◆ Objective
Restate the material word for word and leave out anything that is a picture.

◆ Data provided
-=-=-

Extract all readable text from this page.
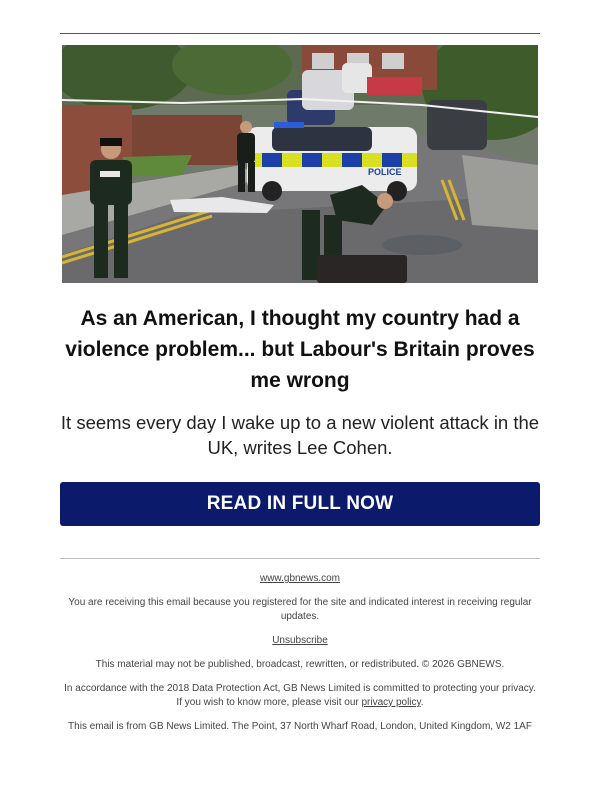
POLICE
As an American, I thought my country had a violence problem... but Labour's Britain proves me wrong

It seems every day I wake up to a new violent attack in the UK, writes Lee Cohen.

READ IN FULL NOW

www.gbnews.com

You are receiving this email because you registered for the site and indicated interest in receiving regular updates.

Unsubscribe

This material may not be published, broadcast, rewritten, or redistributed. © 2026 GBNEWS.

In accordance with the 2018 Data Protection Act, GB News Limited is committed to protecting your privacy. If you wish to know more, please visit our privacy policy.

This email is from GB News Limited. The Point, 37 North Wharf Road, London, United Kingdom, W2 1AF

-=-=-

◆ Answer to the exercise
Extract all readable text from this page.
POLICE
As an American, I thought my country had a violence problem... but Labour's Britain proves me wrong

It seems every day I wake up to a new violent attack in the UK, writes Lee Cohen.

READ IN FULL NOW

www.gbnews.com

You are receiving this email because you registered for the site and indicated interest in receiving regular updates.

Unsubscribe

This material may not be published, broadcast, rewritten, or redistributed. © 2026 GBNEWS.

In accordance with the 2018 Data Protection Act, GB News Limited is committed to protecting your privacy. If you wish to know more, please visit our privacy policy.

This email is from GB News Limited. The Point, 37 North Wharf Road, London, United Kingdom, W2 1AF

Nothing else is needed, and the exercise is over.